* [What is being asked]
Take every line from the material that has the word "name" in it.
=-=-=-=-=
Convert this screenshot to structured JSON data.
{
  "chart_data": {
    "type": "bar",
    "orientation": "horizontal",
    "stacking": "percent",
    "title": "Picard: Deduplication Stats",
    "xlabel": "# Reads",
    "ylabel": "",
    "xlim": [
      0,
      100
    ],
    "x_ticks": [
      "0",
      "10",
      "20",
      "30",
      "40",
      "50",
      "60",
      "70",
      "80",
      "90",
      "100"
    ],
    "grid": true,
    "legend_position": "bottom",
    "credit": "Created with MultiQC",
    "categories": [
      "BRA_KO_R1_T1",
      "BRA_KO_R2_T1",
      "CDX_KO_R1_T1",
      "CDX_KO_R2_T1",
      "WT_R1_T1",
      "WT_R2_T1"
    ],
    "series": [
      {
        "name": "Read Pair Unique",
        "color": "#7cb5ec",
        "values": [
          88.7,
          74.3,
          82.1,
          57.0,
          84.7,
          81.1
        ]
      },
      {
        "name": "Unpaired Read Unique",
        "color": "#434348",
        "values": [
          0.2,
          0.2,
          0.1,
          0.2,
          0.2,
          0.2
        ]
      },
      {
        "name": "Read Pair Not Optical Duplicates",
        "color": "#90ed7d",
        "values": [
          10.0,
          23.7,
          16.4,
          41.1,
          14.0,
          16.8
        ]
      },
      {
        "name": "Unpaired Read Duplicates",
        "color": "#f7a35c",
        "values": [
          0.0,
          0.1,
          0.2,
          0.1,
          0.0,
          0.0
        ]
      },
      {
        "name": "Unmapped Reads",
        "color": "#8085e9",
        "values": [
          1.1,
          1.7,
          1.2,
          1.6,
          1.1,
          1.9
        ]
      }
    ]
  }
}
=-=-=-=-=
* [Written response]
        "name": "Read Pair Unique",
        "name": "Unpaired Read Unique",
        "name": "Read Pair Not Optical Duplicates",
        "name": "Unpaired Read Duplicates",
        "name": "Unmapped Reads",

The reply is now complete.